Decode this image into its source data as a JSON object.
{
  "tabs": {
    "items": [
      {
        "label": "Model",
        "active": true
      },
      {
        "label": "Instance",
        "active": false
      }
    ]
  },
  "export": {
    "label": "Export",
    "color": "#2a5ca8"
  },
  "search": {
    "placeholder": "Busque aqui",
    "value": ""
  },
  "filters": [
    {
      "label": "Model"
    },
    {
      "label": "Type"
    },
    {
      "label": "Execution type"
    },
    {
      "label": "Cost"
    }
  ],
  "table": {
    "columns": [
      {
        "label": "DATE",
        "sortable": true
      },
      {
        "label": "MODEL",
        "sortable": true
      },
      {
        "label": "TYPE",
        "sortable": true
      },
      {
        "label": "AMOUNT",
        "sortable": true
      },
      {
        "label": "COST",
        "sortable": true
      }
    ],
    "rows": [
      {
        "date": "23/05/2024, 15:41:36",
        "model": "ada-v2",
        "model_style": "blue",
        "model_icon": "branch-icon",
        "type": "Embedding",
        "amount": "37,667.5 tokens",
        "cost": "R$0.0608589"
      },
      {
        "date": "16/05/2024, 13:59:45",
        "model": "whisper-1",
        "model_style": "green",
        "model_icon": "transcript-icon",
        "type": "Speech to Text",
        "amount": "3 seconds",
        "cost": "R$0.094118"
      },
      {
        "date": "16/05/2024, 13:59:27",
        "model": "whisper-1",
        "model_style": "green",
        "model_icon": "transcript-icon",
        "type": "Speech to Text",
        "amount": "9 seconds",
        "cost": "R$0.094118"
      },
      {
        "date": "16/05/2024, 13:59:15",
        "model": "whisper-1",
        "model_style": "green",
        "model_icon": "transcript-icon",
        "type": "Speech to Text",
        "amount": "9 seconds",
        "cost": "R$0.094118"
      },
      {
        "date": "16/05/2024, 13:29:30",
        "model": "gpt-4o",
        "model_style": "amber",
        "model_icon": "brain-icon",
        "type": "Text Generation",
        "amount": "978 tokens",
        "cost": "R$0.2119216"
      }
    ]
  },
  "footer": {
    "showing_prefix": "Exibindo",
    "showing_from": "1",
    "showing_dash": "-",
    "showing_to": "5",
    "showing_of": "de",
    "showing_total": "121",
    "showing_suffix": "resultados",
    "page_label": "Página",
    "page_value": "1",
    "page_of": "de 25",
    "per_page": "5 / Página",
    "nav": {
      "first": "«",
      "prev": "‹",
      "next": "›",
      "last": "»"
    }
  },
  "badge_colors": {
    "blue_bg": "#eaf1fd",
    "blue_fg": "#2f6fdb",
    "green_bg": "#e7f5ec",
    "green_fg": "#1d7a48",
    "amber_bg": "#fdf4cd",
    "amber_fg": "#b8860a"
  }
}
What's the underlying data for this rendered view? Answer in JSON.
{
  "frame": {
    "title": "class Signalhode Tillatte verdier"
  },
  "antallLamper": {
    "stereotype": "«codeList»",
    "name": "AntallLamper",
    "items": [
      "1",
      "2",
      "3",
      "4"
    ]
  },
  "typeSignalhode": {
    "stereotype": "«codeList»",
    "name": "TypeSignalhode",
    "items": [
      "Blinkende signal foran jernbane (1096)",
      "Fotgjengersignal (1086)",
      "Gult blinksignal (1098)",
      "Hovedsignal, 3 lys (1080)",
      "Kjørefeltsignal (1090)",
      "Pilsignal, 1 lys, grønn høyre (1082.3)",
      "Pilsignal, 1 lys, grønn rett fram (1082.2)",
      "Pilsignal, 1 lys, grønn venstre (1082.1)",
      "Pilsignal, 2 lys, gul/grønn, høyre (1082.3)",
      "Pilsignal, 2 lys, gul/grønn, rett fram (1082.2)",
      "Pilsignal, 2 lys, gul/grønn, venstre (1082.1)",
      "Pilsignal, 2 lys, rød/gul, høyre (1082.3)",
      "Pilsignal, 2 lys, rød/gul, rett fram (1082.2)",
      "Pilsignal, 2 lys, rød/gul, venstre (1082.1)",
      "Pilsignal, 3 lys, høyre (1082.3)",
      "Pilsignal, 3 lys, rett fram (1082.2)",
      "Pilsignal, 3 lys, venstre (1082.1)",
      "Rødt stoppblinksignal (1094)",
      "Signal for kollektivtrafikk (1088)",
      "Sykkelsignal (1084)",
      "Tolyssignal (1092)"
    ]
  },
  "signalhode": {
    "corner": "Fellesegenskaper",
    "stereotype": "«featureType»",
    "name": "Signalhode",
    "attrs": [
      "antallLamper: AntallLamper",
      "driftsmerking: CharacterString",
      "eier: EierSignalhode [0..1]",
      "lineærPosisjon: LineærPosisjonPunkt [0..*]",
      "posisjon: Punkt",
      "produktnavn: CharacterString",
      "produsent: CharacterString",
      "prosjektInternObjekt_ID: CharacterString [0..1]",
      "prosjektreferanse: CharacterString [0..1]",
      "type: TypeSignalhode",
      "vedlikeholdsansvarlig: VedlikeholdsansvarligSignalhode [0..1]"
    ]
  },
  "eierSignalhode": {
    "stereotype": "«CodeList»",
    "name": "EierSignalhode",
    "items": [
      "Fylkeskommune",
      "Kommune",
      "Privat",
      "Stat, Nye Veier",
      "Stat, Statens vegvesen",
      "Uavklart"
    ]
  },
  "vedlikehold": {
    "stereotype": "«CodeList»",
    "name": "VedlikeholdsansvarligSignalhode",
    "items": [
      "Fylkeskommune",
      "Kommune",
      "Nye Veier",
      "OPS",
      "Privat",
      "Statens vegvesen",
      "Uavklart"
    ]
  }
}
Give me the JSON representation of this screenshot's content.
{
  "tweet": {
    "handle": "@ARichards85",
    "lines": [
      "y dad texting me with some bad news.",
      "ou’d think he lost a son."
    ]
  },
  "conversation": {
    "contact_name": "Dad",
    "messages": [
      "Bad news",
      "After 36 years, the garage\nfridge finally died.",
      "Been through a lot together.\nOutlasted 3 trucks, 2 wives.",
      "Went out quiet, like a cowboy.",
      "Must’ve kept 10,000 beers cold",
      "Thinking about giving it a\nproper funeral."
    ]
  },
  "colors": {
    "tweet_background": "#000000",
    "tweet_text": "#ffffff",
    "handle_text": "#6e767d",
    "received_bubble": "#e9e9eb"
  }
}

· · · ·

Please reproduce each record precisely as written.

Decode this image into its source data as a JSON object.
{
  "tabs": {
    "items": [
      {
        "label": "Model",
        "active": true
      },
      {
        "label": "Instance",
        "active": false
      }
    ]
  },
  "export": {
    "label": "Export",
    "color": "#2a5ca8"
  },
  "search": {
    "placeholder": "Busque aqui",
    "value": ""
  },
  "filters": [
    {
      "label": "Model"
    },
    {
      "label": "Type"
    },
    {
      "label": "Execution type"
    },
    {
      "label": "Cost"
    }
  ],
  "table": {
    "columns": [
      {
        "label": "DATE",
        "sortable": true
      },
      {
        "label": "MODEL",
        "sortable": true
      },
      {
        "label": "TYPE",
        "sortable": true
      },
      {
        "label": "AMOUNT",
        "sortable": true
      },
      {
        "label": "COST",
        "sortable": true
      }
    ],
    "rows": [
      {
        "date": "23/05/2024, 15:41:36",
        "model": "ada-v2",
        "model_style": "blue",
        "model_icon": "branch-icon",
        "type": "Embedding",
        "amount": "37,667.5 tokens",
        "cost": "R$0.0608589"
      },
      {
        "date": "16/05/2024, 13:59:45",
        "model": "whisper-1",
        "model_style": "green",
        "model_icon": "transcript-icon",
        "type": "Speech to Text",
        "amount": "3 seconds",
        "cost": "R$0.094118"
      },
      {
        "date": "16/05/2024, 13:59:27",
        "model": "whisper-1",
        "model_style": "green",
        "model_icon": "transcript-icon",
        "type": "Speech to Text",
        "amount": "9 seconds",
        "cost": "R$0.094118"
      },
      {
        "date": "16/05/2024, 13:59:15",
        "model": "whisper-1",
        "model_style": "green",
        "model_icon": "transcript-icon",
        "type": "Speech to Text",
        "amount": "9 seconds",
        "cost": "R$0.094118"
      },
      {
        "date": "16/05/2024, 13:29:30",
        "model": "gpt-4o",
        "model_style": "amber",
        "model_icon": "brain-icon",
        "type": "Text Generation",
        "amount": "978 tokens",
        "cost": "R$0.2119216"
      }
    ]
  },
  "footer": {
    "showing_prefix": "Exibindo",
    "showing_from": "1",
    "showing_dash": "-",
    "showing_to": "5",
    "showing_of": "de",
    "showing_total": "121",
    "showing_suffix": "resultados",
    "page_label": "Página",
    "page_value": "1",
    "page_of": "de 25",
    "per_page": "5 / Página",
    "nav": {
      "first": "«",
      "prev": "‹",
      "next": "›",
      "last": "»"
    }
  },
  "badge_colors": {
    "blue_bg": "#eaf1fd",
    "blue_fg": "#2f6fdb",
    "green_bg": "#e7f5ec",
    "green_fg": "#1d7a48",
    "amber_bg": "#fdf4cd",
    "amber_fg": "#b8860a"
  }
}
What's the underlying data for this rendered view? Answer in JSON.
{
  "frame": {
    "title": "class Signalhode Tillatte verdier"
  },
  "antallLamper": {
    "stereotype": "«codeList»",
    "name": "AntallLamper",
    "items": [
      "1",
      "2",
      "3",
      "4"
    ]
  },
  "typeSignalhode": {
    "stereotype": "«codeList»",
    "name": "TypeSignalhode",
    "items": [
      "Blinkende signal foran jernbane (1096)",
      "Fotgjengersignal (1086)",
      "Gult blinksignal (1098)",
      "Hovedsignal, 3 lys (1080)",
      "Kjørefeltsignal (1090)",
      "Pilsignal, 1 lys, grønn høyre (1082.3)",
      "Pilsignal, 1 lys, grønn rett fram (1082.2)",
      "Pilsignal, 1 lys, grønn venstre (1082.1)",
      "Pilsignal, 2 lys, gul/grønn, høyre (1082.3)",
      "Pilsignal, 2 lys, gul/grønn, rett fram (1082.2)",
      "Pilsignal, 2 lys, gul/grønn, venstre (1082.1)",
      "Pilsignal, 2 lys, rød/gul, høyre (1082.3)",
      "Pilsignal, 2 lys, rød/gul, rett fram (1082.2)",
      "Pilsignal, 2 lys, rød/gul, venstre (1082.1)",
      "Pilsignal, 3 lys, høyre (1082.3)",
      "Pilsignal, 3 lys, rett fram (1082.2)",
      "Pilsignal, 3 lys, venstre (1082.1)",
      "Rødt stoppblinksignal (1094)",
      "Signal for kollektivtrafikk (1088)",
      "Sykkelsignal (1084)",
      "Tolyssignal (1092)"
    ]
  },
  "signalhode": {
    "corner": "Fellesegenskaper",
    "stereotype": "«featureType»",
    "name": "Signalhode",
    "attrs": [
      "antallLamper: AntallLamper",
      "driftsmerking: CharacterString",
      "eier: EierSignalhode [0..1]",
      "lineærPosisjon: LineærPosisjonPunkt [0..*]",
      "posisjon: Punkt",
      "produktnavn: CharacterString",
      "produsent: CharacterString",
      "prosjektInternObjekt_ID: CharacterString [0..1]",
      "prosjektreferanse: CharacterString [0..1]",
      "type: TypeSignalhode",
      "vedlikeholdsansvarlig: VedlikeholdsansvarligSignalhode [0..1]"
    ]
  },
  "eierSignalhode": {
    "stereotype": "«CodeList»",
    "name": "EierSignalhode",
    "items": [
      "Fylkeskommune",
      "Kommune",
      "Privat",
      "Stat, Nye Veier",
      "Stat, Statens vegvesen",
      "Uavklart"
    ]
  },
  "vedlikehold": {
    "stereotype": "«CodeList»",
    "name": "VedlikeholdsansvarligSignalhode",
    "items": [
      "Fylkeskommune",
      "Kommune",
      "Nye Veier",
      "OPS",
      "Privat",
      "Statens vegvesen",
      "Uavklart"
    ]
  }
}
Give me the JSON representation of this screenshot's content.
{
  "tweet": {
    "handle": "@ARichards85",
    "lines": [
      "y dad texting me with some bad news.",
      "ou’d think he lost a son."
    ]
  },
  "conversation": {
    "contact_name": "Dad",
    "messages": [
      "Bad news",
      "After 36 years, the garage\nfridge finally died.",
      "Been through a lot together.\nOutlasted 3 trucks, 2 wives.",
      "Went out quiet, like a cowboy.",
      "Must’ve kept 10,000 beers cold",
      "Thinking about giving it a\nproper funeral."
    ]
  },
  "colors": {
    "tweet_background": "#000000",
    "tweet_text": "#ffffff",
    "handle_text": "#6e767d",
    "received_bubble": "#e9e9eb"
  }
}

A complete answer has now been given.